(What is required) The records should be repeated word for word, pictures excluded.

──────

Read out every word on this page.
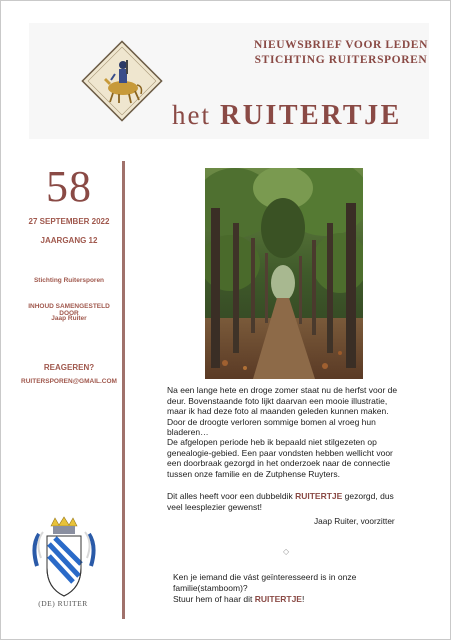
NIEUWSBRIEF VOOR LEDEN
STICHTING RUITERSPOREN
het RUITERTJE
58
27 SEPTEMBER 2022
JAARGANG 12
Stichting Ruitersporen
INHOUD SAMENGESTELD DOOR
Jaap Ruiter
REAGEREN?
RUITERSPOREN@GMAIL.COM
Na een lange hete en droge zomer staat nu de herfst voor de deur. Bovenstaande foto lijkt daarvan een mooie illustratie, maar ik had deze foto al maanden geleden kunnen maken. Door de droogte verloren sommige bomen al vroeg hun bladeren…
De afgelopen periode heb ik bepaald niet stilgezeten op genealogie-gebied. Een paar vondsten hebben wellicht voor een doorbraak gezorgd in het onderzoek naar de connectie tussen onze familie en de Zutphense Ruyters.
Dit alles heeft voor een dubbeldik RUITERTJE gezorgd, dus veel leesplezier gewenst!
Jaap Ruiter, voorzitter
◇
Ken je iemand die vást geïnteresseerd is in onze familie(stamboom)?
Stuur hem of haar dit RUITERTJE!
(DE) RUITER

──────

(Task result)
Read out every word on this page.
NIEUWSBRIEF VOOR LEDEN
STICHTING RUITERSPOREN
het RUITERTJE
58
27 SEPTEMBER 2022
JAARGANG 12
Stichting Ruitersporen
INHOUD SAMENGESTELD DOOR
Jaap Ruiter
REAGEREN?
RUITERSPOREN@GMAIL.COM
Na een lange hete en droge zomer staat nu de herfst voor de deur. Bovenstaande foto lijkt daarvan een mooie illustratie, maar ik had deze foto al maanden geleden kunnen maken. Door de droogte verloren sommige bomen al vroeg hun bladeren…
De afgelopen periode heb ik bepaald niet stilgezeten op genealogie-gebied. Een paar vondsten hebben wellicht voor een doorbraak gezorgd in het onderzoek naar de connectie tussen onze familie en de Zutphense Ruyters.
Dit alles heeft voor een dubbeldik RUITERTJE gezorgd, dus veel leesplezier gewenst!
Jaap Ruiter, voorzitter
◇
Ken je iemand die vást geïnteresseerd is in onze familie(stamboom)?
Stuur hem of haar dit RUITERTJE!
(DE) RUITER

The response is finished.